DATA LISTING.

※

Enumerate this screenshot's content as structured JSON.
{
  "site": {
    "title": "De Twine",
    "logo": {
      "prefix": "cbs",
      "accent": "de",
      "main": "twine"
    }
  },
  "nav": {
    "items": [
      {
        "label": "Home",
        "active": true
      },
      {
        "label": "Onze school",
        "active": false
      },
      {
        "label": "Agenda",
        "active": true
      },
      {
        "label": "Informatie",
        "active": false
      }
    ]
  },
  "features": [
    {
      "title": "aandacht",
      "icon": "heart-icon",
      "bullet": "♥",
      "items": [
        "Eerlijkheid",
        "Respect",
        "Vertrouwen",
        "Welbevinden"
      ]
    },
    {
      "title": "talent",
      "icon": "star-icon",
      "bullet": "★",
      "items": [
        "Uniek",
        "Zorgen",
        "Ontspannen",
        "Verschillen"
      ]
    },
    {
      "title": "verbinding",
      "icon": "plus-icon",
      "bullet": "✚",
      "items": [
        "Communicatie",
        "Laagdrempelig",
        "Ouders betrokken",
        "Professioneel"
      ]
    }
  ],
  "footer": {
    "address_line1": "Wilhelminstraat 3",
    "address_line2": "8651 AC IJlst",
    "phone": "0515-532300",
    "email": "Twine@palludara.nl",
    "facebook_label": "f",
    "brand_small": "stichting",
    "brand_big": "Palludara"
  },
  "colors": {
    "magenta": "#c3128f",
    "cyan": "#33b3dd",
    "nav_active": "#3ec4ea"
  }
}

※

WORK TO BE COMPLETED.
List the lines that contain the word "icon".

WRITTEN SOLUTION.
      "icon": "heart-icon",
      "icon": "star-icon",
      "icon": "plus-icon",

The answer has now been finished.